[BEGIN Provided information]
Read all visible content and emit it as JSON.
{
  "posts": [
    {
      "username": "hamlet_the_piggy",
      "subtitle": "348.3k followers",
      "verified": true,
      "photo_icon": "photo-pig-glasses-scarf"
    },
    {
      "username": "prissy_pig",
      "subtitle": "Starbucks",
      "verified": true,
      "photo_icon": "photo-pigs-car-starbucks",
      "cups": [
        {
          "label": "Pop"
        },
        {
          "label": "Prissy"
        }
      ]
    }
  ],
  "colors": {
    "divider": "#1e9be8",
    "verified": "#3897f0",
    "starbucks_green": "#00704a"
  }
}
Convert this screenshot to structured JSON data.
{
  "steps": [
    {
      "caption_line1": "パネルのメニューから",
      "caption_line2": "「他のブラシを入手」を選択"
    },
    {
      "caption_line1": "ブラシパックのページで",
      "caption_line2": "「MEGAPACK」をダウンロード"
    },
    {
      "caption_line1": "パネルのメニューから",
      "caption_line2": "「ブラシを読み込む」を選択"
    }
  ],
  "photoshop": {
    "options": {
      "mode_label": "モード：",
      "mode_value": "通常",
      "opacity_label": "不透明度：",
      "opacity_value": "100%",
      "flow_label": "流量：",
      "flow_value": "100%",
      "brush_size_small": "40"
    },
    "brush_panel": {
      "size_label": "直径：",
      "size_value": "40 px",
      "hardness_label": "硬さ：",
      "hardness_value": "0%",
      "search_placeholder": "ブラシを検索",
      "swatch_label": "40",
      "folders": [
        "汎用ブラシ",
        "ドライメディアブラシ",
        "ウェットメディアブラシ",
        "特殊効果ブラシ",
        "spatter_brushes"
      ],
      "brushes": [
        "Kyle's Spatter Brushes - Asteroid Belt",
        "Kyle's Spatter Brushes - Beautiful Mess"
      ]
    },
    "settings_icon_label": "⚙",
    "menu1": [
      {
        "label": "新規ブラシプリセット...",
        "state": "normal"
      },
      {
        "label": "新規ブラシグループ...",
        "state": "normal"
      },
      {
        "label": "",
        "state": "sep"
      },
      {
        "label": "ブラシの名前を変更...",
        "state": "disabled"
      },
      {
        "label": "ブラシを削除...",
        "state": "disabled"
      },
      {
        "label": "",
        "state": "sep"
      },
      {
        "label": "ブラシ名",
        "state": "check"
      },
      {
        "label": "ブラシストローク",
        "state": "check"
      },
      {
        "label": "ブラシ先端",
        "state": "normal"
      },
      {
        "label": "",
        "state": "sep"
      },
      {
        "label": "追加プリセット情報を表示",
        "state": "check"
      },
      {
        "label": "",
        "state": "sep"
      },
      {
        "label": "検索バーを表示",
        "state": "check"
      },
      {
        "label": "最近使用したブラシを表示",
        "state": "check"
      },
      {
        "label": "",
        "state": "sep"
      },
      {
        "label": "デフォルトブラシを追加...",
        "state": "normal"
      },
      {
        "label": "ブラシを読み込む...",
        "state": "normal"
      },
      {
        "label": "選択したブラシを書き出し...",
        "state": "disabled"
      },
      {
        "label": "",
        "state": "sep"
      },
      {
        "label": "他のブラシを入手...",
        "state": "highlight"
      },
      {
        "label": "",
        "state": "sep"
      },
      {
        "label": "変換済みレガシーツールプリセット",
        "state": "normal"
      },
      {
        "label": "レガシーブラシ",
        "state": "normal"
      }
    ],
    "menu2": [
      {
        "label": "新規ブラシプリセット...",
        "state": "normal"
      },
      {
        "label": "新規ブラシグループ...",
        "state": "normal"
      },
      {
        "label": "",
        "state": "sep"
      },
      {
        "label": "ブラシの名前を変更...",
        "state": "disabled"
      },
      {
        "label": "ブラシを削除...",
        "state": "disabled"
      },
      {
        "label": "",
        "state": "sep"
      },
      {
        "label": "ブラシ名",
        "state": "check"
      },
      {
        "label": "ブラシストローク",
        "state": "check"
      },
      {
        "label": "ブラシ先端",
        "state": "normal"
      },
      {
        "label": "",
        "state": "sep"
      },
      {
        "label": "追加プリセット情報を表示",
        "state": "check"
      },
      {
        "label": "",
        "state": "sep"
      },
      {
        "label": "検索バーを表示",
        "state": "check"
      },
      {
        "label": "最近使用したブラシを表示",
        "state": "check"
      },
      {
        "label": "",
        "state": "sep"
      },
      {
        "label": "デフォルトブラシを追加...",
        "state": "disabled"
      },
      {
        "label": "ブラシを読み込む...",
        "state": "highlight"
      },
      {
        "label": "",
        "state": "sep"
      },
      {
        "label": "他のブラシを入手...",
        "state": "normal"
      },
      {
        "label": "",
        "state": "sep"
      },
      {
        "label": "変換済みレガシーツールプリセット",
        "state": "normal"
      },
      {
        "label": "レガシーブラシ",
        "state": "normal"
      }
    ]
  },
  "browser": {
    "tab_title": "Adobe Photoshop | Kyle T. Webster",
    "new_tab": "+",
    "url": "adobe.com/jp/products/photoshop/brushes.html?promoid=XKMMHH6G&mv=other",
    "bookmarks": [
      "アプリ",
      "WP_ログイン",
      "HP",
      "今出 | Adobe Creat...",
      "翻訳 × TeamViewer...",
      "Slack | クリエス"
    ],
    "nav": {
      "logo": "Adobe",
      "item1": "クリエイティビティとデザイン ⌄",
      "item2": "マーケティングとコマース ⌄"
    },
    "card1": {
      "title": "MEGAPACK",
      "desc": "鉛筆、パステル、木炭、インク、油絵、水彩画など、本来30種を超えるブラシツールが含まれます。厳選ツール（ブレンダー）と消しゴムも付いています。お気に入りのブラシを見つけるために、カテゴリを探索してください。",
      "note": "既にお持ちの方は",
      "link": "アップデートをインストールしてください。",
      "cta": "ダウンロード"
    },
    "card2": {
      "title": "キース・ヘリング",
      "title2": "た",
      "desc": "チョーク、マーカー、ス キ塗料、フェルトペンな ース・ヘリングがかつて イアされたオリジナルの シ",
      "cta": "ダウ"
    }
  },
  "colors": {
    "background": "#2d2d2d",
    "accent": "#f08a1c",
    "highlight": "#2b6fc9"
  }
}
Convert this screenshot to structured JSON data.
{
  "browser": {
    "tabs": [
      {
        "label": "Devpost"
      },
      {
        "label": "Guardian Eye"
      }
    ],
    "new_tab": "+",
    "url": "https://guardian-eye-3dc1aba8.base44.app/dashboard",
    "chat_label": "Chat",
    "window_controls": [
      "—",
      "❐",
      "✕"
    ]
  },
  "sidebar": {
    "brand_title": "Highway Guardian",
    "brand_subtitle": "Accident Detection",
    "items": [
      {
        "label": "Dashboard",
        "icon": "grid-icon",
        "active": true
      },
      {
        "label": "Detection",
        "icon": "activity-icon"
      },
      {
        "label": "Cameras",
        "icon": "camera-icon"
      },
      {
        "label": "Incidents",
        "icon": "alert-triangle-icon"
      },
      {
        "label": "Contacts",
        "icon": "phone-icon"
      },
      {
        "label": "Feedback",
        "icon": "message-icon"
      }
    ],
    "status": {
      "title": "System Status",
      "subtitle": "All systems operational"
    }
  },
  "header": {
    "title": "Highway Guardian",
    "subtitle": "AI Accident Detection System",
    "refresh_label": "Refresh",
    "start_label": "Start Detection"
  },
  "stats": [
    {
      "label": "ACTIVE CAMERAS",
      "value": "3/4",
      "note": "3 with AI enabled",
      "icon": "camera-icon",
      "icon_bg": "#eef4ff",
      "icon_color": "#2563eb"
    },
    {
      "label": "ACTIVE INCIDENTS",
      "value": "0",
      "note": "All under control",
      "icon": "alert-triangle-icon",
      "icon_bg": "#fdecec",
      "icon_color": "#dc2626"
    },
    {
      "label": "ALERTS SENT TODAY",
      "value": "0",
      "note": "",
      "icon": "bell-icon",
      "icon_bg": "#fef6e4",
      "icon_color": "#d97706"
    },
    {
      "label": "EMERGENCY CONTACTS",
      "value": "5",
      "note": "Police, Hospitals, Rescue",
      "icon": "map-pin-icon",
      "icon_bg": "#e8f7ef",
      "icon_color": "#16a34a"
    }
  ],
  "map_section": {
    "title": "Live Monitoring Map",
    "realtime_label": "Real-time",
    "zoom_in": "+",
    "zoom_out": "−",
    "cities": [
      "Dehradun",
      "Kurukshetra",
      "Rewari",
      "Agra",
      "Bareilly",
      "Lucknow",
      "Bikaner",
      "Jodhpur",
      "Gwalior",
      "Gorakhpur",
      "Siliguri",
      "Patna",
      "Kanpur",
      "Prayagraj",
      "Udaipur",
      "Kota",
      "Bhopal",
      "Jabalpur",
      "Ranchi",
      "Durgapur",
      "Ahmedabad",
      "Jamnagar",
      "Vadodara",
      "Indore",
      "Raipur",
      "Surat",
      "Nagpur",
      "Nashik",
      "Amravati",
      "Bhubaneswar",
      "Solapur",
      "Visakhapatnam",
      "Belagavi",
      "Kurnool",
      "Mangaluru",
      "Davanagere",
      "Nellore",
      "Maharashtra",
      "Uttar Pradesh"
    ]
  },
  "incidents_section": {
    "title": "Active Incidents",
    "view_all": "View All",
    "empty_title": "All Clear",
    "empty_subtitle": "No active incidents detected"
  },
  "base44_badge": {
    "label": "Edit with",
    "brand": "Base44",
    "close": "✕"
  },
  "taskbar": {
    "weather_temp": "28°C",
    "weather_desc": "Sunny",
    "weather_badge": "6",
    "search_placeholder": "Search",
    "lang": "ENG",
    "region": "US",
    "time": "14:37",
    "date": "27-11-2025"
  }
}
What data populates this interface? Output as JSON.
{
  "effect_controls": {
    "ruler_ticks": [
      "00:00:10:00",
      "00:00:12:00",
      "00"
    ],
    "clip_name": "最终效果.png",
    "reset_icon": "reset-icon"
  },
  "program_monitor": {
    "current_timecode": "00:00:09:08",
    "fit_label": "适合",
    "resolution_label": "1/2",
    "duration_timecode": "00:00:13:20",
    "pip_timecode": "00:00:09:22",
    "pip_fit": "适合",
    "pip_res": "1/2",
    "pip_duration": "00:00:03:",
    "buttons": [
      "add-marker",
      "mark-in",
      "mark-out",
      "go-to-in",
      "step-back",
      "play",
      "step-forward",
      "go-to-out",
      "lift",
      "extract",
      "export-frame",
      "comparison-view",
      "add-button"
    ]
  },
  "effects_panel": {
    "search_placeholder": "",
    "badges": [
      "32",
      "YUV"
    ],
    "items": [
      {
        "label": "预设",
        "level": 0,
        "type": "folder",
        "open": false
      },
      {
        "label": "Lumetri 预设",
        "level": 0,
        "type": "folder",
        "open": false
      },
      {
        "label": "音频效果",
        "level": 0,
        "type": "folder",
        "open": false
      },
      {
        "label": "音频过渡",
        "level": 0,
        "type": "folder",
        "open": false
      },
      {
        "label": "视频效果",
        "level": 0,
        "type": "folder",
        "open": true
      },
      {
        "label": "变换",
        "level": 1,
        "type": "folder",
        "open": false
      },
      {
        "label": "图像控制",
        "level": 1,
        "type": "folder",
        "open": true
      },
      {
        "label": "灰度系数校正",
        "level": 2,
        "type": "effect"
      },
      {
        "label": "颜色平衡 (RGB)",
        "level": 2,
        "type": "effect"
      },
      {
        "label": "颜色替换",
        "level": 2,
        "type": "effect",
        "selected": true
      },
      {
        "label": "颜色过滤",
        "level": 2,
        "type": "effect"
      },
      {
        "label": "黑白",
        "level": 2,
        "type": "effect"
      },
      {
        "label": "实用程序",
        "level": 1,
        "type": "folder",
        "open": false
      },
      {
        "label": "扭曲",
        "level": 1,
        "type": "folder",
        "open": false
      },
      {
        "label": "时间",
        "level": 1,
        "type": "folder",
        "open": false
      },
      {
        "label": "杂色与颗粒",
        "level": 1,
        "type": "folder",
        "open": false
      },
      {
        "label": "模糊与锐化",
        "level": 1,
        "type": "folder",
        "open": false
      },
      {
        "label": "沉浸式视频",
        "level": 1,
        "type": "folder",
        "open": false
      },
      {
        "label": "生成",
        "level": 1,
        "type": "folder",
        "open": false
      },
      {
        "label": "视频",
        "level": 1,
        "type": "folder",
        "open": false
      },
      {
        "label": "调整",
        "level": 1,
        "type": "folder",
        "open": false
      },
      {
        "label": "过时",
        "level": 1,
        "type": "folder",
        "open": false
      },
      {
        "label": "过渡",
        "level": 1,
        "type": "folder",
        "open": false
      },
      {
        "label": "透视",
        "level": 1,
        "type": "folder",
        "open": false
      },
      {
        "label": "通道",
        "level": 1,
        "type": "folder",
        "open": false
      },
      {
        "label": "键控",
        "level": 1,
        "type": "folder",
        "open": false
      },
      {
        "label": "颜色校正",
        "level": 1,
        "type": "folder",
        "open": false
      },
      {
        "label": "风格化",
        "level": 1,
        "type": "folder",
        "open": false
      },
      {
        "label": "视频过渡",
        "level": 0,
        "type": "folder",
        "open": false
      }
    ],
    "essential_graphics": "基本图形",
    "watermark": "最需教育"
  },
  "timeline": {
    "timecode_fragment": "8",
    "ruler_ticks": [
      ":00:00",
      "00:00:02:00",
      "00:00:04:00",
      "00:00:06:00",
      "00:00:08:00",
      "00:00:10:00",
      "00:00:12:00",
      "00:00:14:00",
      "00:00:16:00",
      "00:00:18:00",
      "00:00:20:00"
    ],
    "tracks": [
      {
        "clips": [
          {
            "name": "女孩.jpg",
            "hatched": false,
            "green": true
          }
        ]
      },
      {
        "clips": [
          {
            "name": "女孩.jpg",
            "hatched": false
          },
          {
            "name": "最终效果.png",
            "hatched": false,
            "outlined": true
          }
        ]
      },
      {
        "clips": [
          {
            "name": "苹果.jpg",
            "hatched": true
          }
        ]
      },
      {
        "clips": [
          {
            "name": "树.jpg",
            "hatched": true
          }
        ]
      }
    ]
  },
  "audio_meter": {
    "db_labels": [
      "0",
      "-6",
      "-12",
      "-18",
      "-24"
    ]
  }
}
[END Provided information]
**Exercise objective**
Scan the lines for the string "note". Pick out every line that has it.

**Output for this task**
      "note": "既にお持ちの方は",
      "note": "3 with AI enabled",
      "note": "All under control",
      "note": "",
      "note": "Police, Hospitals, Rescue",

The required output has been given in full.